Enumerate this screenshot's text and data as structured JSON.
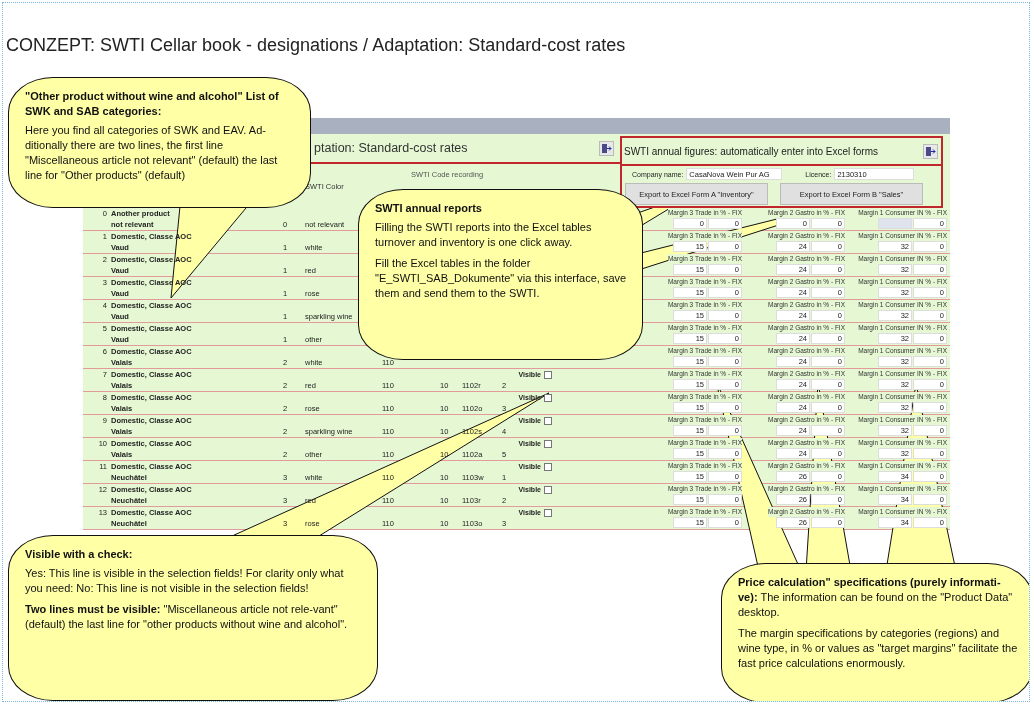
{
  "page_title": "CONZEPT: SWTI Cellar book - designations / Adaptation: Standard-cost rates",
  "app": {
    "title": "ptation: Standard-cost rates",
    "column_headers": {
      "wine_color": "SWTI Color",
      "code_recording": "SWTI Code recording"
    },
    "export_panel": {
      "title": "SWTI annual figures: automatically enter into Excel forms",
      "company_label": "Company name:",
      "company": "CasaNova Wein Pur AG",
      "licence_label": "Licence:",
      "licence": "2130310",
      "buttons": [
        "Export to Excel Form A \"Inventory\"",
        "Export to Excel Form B \"Sales\""
      ]
    },
    "rows": [
      {
        "no": "0",
        "category": "Another product",
        "origin": "not relevant",
        "type": "0",
        "wine_color": "not relevant",
        "margins": [
          {
            "label": "Margin 3 Trade in % - FIX",
            "fields": [
              {
                "value": "0"
              },
              {
                "value": "0"
              }
            ]
          },
          {
            "label": "Margin 2 Gastro in % - FIX",
            "fields": [
              {
                "value": "0"
              },
              {
                "value": "0"
              }
            ]
          },
          {
            "label": "Margin 1 Consumer IN % - FIX",
            "fields": [
              {
                "focused": true
              },
              {
                "value": "0"
              }
            ]
          }
        ]
      },
      {
        "no": "1",
        "category": "Domestic, Classe AOC",
        "origin": "Vaud",
        "type": "1",
        "wine_color": "white",
        "margins": [
          {
            "label": "Margin 3 Trade in % - FIX",
            "fields": [
              {
                "value": "15"
              },
              {
                "value": "0"
              }
            ]
          },
          {
            "label": "Margin 2 Gastro in % - FIX",
            "fields": [
              {
                "value": "24"
              },
              {
                "value": "0"
              }
            ]
          },
          {
            "label": "Margin 1 Consumer IN % - FIX",
            "fields": [
              {
                "value": "32"
              },
              {
                "value": "0"
              }
            ]
          }
        ]
      },
      {
        "no": "2",
        "category": "Domestic, Classe AOC",
        "origin": "Vaud",
        "type": "1",
        "wine_color": "red",
        "margins": [
          {
            "label": "Margin 3 Trade in % - FIX",
            "fields": [
              {
                "value": "15"
              },
              {
                "value": "0"
              }
            ]
          },
          {
            "label": "Margin 2 Gastro in % - FIX",
            "fields": [
              {
                "value": "24"
              },
              {
                "value": "0"
              }
            ]
          },
          {
            "label": "Margin 1 Consumer IN % - FIX",
            "fields": [
              {
                "value": "32"
              },
              {
                "value": "0"
              }
            ]
          }
        ]
      },
      {
        "no": "3",
        "category": "Domestic, Classe AOC",
        "origin": "Vaud",
        "type": "1",
        "wine_color": "rose",
        "margins": [
          {
            "label": "Margin 3 Trade in % - FIX",
            "fields": [
              {
                "value": "15"
              },
              {
                "value": "0"
              }
            ]
          },
          {
            "label": "Margin 2 Gastro in % - FIX",
            "fields": [
              {
                "value": "24"
              },
              {
                "value": "0"
              }
            ]
          },
          {
            "label": "Margin 1 Consumer IN % - FIX",
            "fields": [
              {
                "value": "32"
              },
              {
                "value": "0"
              }
            ]
          }
        ]
      },
      {
        "no": "4",
        "category": "Domestic, Classe AOC",
        "origin": "Vaud",
        "type": "1",
        "wine_color": "sparkling wine",
        "margins": [
          {
            "label": "Margin 3 Trade in % - FIX",
            "fields": [
              {
                "value": "15"
              },
              {
                "value": "0"
              }
            ]
          },
          {
            "label": "Margin 2 Gastro in % - FIX",
            "fields": [
              {
                "value": "24"
              },
              {
                "value": "0"
              }
            ]
          },
          {
            "label": "Margin 1 Consumer IN % - FIX",
            "fields": [
              {
                "value": "32"
              },
              {
                "value": "0"
              }
            ]
          }
        ]
      },
      {
        "no": "5",
        "category": "Domestic, Classe AOC",
        "origin": "Vaud",
        "type": "1",
        "wine_color": "other",
        "margins": [
          {
            "label": "Margin 3 Trade in % - FIX",
            "fields": [
              {
                "value": "15"
              },
              {
                "value": "0"
              }
            ]
          },
          {
            "label": "Margin 2 Gastro in % - FIX",
            "fields": [
              {
                "value": "24"
              },
              {
                "value": "0"
              }
            ]
          },
          {
            "label": "Margin 1 Consumer IN % - FIX",
            "fields": [
              {
                "value": "32"
              },
              {
                "value": "0"
              }
            ]
          }
        ]
      },
      {
        "no": "6",
        "category": "Domestic, Classe AOC",
        "origin": "Valais",
        "type": "2",
        "wine_color": "white",
        "code_1": "110",
        "margins": [
          {
            "label": "Margin 3 Trade in % - FIX",
            "fields": [
              {
                "value": "15"
              },
              {
                "value": "0"
              }
            ]
          },
          {
            "label": "Margin 2 Gastro in % - FIX",
            "fields": [
              {
                "value": "24"
              },
              {
                "value": "0"
              }
            ]
          },
          {
            "label": "Margin 1 Consumer IN % - FIX",
            "fields": [
              {
                "value": "32"
              },
              {
                "value": "0"
              }
            ]
          }
        ]
      },
      {
        "no": "7",
        "category": "Domestic, Classe AOC",
        "origin": "Valais",
        "type": "2",
        "wine_color": "red",
        "code_1": "110",
        "code_2": "10",
        "code_3": "1102r",
        "typesort": "2",
        "visible_label": "Visible",
        "visible": false,
        "margins": [
          {
            "label": "Margin 3 Trade in % - FIX",
            "fields": [
              {
                "value": "15"
              },
              {
                "value": "0"
              }
            ]
          },
          {
            "label": "Margin 2 Gastro in % - FIX",
            "fields": [
              {
                "value": "24"
              },
              {
                "value": "0"
              }
            ]
          },
          {
            "label": "Margin 1 Consumer IN % - FIX",
            "fields": [
              {
                "value": "32"
              },
              {
                "value": "0"
              }
            ]
          }
        ]
      },
      {
        "no": "8",
        "category": "Domestic, Classe AOC",
        "origin": "Valais",
        "type": "2",
        "wine_color": "rose",
        "code_1": "110",
        "code_2": "10",
        "code_3": "1102o",
        "typesort": "3",
        "visible_label": "Visible",
        "visible": false,
        "margins": [
          {
            "label": "Margin 3 Trade in % - FIX",
            "fields": [
              {
                "value": "15"
              },
              {
                "value": "0"
              }
            ]
          },
          {
            "label": "Margin 2 Gastro in % - FIX",
            "fields": [
              {
                "value": "24"
              },
              {
                "value": "0"
              }
            ]
          },
          {
            "label": "Margin 1 Consumer IN % - FIX",
            "fields": [
              {
                "value": "32"
              },
              {
                "value": "0"
              }
            ]
          }
        ]
      },
      {
        "no": "9",
        "category": "Domestic, Classe AOC",
        "origin": "Valais",
        "type": "2",
        "wine_color": "sparkling wine",
        "code_1": "110",
        "code_2": "10",
        "code_3": "1102s",
        "typesort": "4",
        "visible_label": "Visible",
        "visible": false,
        "margins": [
          {
            "label": "Margin 3 Trade in % - FIX",
            "fields": [
              {
                "value": "15"
              },
              {
                "value": "0"
              }
            ]
          },
          {
            "label": "Margin 2 Gastro in % - FIX",
            "fields": [
              {
                "value": "24"
              },
              {
                "value": "0"
              }
            ]
          },
          {
            "label": "Margin 1 Consumer IN % - FIX",
            "fields": [
              {
                "value": "32"
              },
              {
                "value": "0"
              }
            ]
          }
        ]
      },
      {
        "no": "10",
        "category": "Domestic, Classe AOC",
        "origin": "Valais",
        "type": "2",
        "wine_color": "other",
        "code_1": "110",
        "code_2": "10",
        "code_3": "1102a",
        "typesort": "5",
        "visible_label": "Visible",
        "visible": false,
        "margins": [
          {
            "label": "Margin 3 Trade in % - FIX",
            "fields": [
              {
                "value": "15"
              },
              {
                "value": "0"
              }
            ]
          },
          {
            "label": "Margin 2 Gastro in % - FIX",
            "fields": [
              {
                "value": "24"
              },
              {
                "value": "0"
              }
            ]
          },
          {
            "label": "Margin 1 Consumer IN % - FIX",
            "fields": [
              {
                "value": "32"
              },
              {
                "value": "0"
              }
            ]
          }
        ]
      },
      {
        "no": "11",
        "category": "Domestic, Classe AOC",
        "origin": "Neuchâtel",
        "type": "3",
        "wine_color": "white",
        "code_1": "110",
        "code_2": "10",
        "code_3": "1103w",
        "typesort": "1",
        "visible_label": "Visible",
        "visible": false,
        "margins": [
          {
            "label": "Margin 3 Trade in % - FIX",
            "fields": [
              {
                "value": "15"
              },
              {
                "value": "0"
              }
            ]
          },
          {
            "label": "Margin 2 Gastro in % - FIX",
            "fields": [
              {
                "value": "26"
              },
              {
                "value": "0"
              }
            ]
          },
          {
            "label": "Margin 1 Consumer IN % - FIX",
            "fields": [
              {
                "value": "34"
              },
              {
                "value": "0"
              }
            ]
          }
        ]
      },
      {
        "no": "12",
        "category": "Domestic, Classe AOC",
        "origin": "Neuchâtel",
        "type": "3",
        "wine_color": "red",
        "code_1": "110",
        "code_2": "10",
        "code_3": "1103r",
        "typesort": "2",
        "visible_label": "Visible",
        "visible": false,
        "margins": [
          {
            "label": "Margin 3 Trade in % - FIX",
            "fields": [
              {
                "value": "15"
              },
              {
                "value": "0"
              }
            ]
          },
          {
            "label": "Margin 2 Gastro in % - FIX",
            "fields": [
              {
                "value": "26"
              },
              {
                "value": "0"
              }
            ]
          },
          {
            "label": "Margin 1 Consumer IN % - FIX",
            "fields": [
              {
                "value": "34"
              },
              {
                "value": "0"
              }
            ]
          }
        ]
      },
      {
        "no": "13",
        "category": "Domestic, Classe AOC",
        "origin": "Neuchâtel",
        "type": "3",
        "wine_color": "rose",
        "code_1": "110",
        "code_2": "10",
        "code_3": "1103o",
        "typesort": "3",
        "visible_label": "Visible",
        "visible": false,
        "margins": [
          {
            "label": "Margin 3 Trade in % - FIX",
            "fields": [
              {
                "value": "15"
              },
              {
                "value": "0"
              }
            ]
          },
          {
            "label": "Margin 2 Gastro in % - FIX",
            "fields": [
              {
                "value": "26"
              },
              {
                "value": "0"
              }
            ]
          },
          {
            "label": "Margin 1 Consumer IN % - FIX",
            "fields": [
              {
                "value": "34"
              },
              {
                "value": "0"
              }
            ]
          }
        ]
      }
    ]
  },
  "callouts": [
    {
      "heading": "\"Other product without wine and alcohol\" List of SWK and SAB categories:",
      "paragraphs": [
        "Here you find all categories of SWK and EAV. Ad-ditionally there are two lines, the first line \"Miscellaneous article not relevant\" (default) the last line for \"Other products\" (default)"
      ]
    },
    {
      "heading": "SWTI annual reports",
      "paragraphs": [
        "Filling the SWTI reports into the Excel tables turnover and inventory is one click away.",
        "Fill the Excel tables in the folder \"E_SWTI_SAB_Dokumente\" via this interface, save them and send them to the SWTI."
      ]
    },
    {
      "heading": "Visible with a check:",
      "paragraphs": [
        "Yes: This line is visible in the selection fields! For clarity only what you need: No: This line is not visible in the selection fields!",
        "**Two lines must be visible:** \"Miscellaneous article not rele-vant\" (default) the last line for \"other products without wine and alcohol\"."
      ]
    },
    {
      "paragraphs": [
        "**Price calculation\" specifications (purely informati-ve):** The information can be found on the \"Product Data\" desktop.",
        "The margin specifications by categories (regions) and wine type, in % or values as \"target margins\" facilitate the fast price calculations enormously."
      ]
    }
  ]
}
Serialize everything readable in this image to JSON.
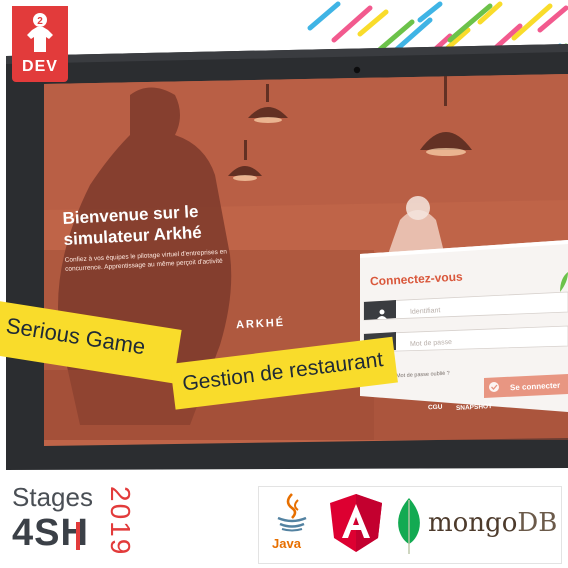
{
  "badge": {
    "label": "DEV",
    "color": "#e23b3b"
  },
  "screen": {
    "title_line1": "Bienvenue sur le",
    "title_line2": "simulateur Arkhé",
    "subtitle_line1": "Confiez à vos équipes le pilotage virtuel d'entreprises en",
    "subtitle_line2": "concurrence. Apprentissage au même perçoit d'activité",
    "brand": "ARKHÉ"
  },
  "login": {
    "title": "Connectez-vous",
    "username_placeholder": "Identifiant",
    "password_placeholder": "Mot de passe",
    "forgot": "Mot de passe oublié ?",
    "submit": "Se connecter",
    "footer_logo1": "CGU",
    "footer_logo2": "SNAPSHOT"
  },
  "banners": {
    "serious": "Serious Game",
    "gestion": "Gestion de restaurant"
  },
  "footer": {
    "stages": "Stages",
    "company": "4SH",
    "year": "2019",
    "java": "Java",
    "mongo_a": "mongo",
    "mongo_b": "DB"
  },
  "colors": {
    "accent": "#e23b3b",
    "banner": "#f9dc2b",
    "screen_tint": "#c9664b",
    "login_title": "#d9573b",
    "button": "#e89682"
  }
}
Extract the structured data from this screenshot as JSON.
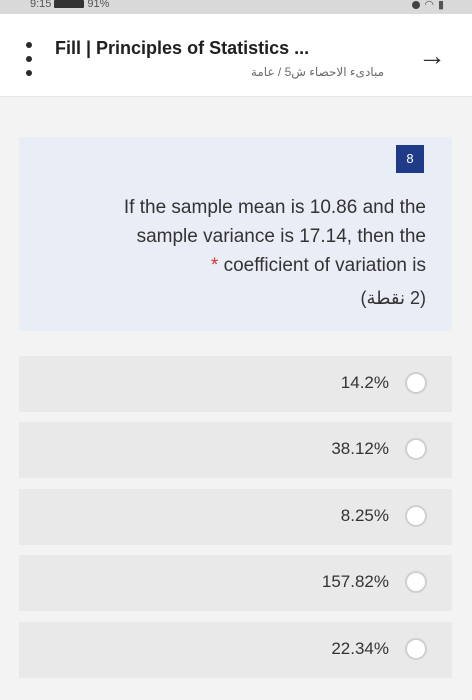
{
  "status": {
    "time": "9:15",
    "battery": "91%"
  },
  "header": {
    "title": "Fill | Principles of Statistics ...",
    "subtitle": "مبادىء الاحصاء ش5 / عامة"
  },
  "question": {
    "number": "8",
    "text_line1": "If the sample mean is 10.86 and the",
    "text_line2": "sample variance is 17.14, then the",
    "required_mark": "*",
    "text_line3": "coefficient of variation is",
    "points": "(2 نقطة)"
  },
  "options": [
    {
      "label": "14.2%"
    },
    {
      "label": "38.12%"
    },
    {
      "label": "8.25%"
    },
    {
      "label": "157.82%"
    },
    {
      "label": "22.34%"
    }
  ]
}
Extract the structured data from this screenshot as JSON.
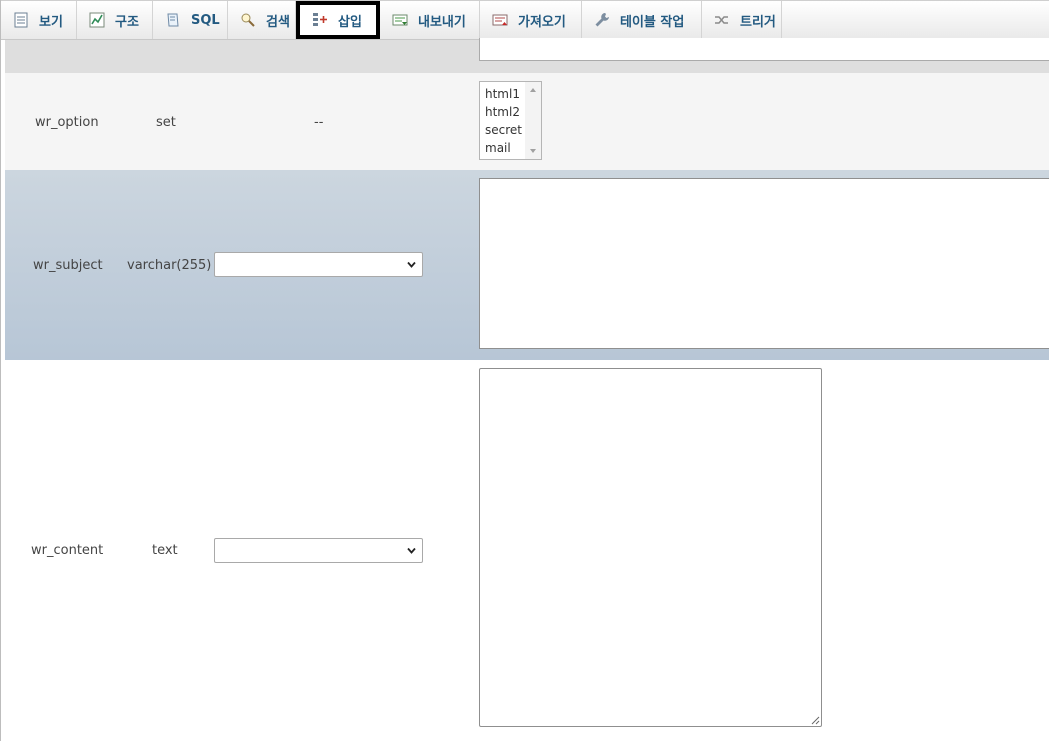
{
  "tabs": [
    {
      "label": "보기",
      "icon": "browse-icon"
    },
    {
      "label": "구조",
      "icon": "structure-icon"
    },
    {
      "label": "SQL",
      "icon": "sql-icon"
    },
    {
      "label": "검색",
      "icon": "search-icon"
    },
    {
      "label": "삽입",
      "icon": "insert-icon",
      "active": true
    },
    {
      "label": "내보내기",
      "icon": "export-icon"
    },
    {
      "label": "가져오기",
      "icon": "import-icon"
    },
    {
      "label": "테이블 작업",
      "icon": "wrench-icon"
    },
    {
      "label": "트리거",
      "icon": "trigger-icon"
    }
  ],
  "rows": {
    "option": {
      "column": "wr_option",
      "type": "set",
      "function": "--",
      "options": [
        "html1",
        "html2",
        "secret",
        "mail"
      ]
    },
    "subject": {
      "column": "wr_subject",
      "type": "varchar(255)",
      "function_value": "",
      "value": ""
    },
    "content": {
      "column": "wr_content",
      "type": "text",
      "function_value": "",
      "value": ""
    }
  },
  "colors": {
    "tab_text": "#235a81",
    "subject_row_top": "#ccd6df",
    "subject_row_bottom": "#b7c6d6",
    "active_tab_outline": "#000000"
  }
}
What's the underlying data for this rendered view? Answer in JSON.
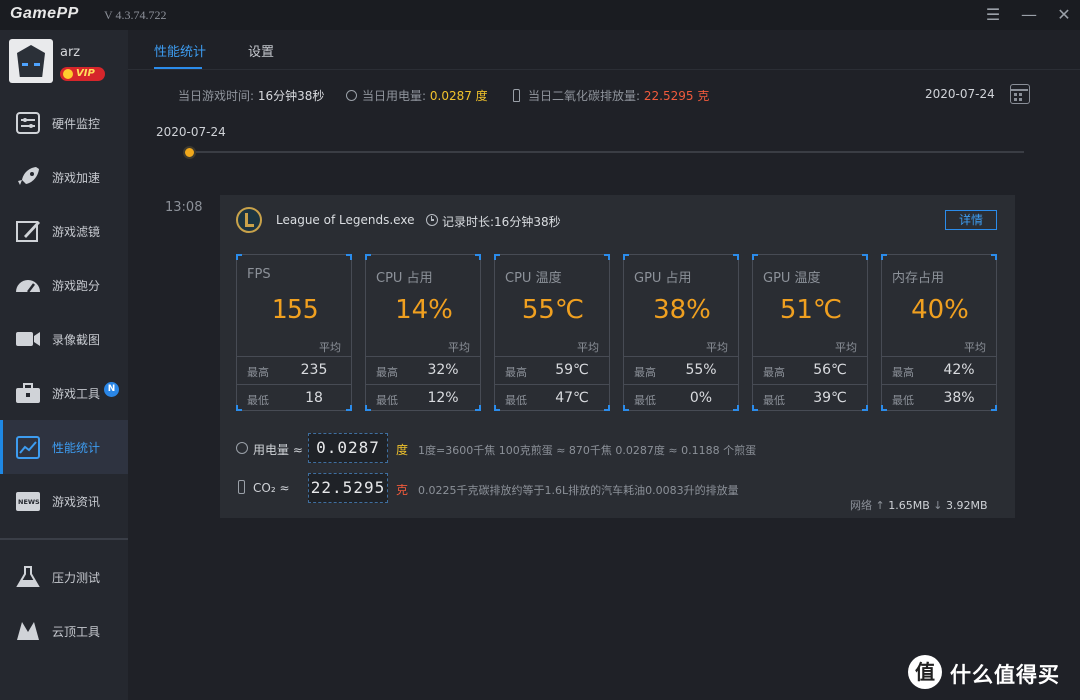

_ _ _ _ _

*To do*
Output nothing but the number of lines in the data containing the string "Standard".

*Response*
2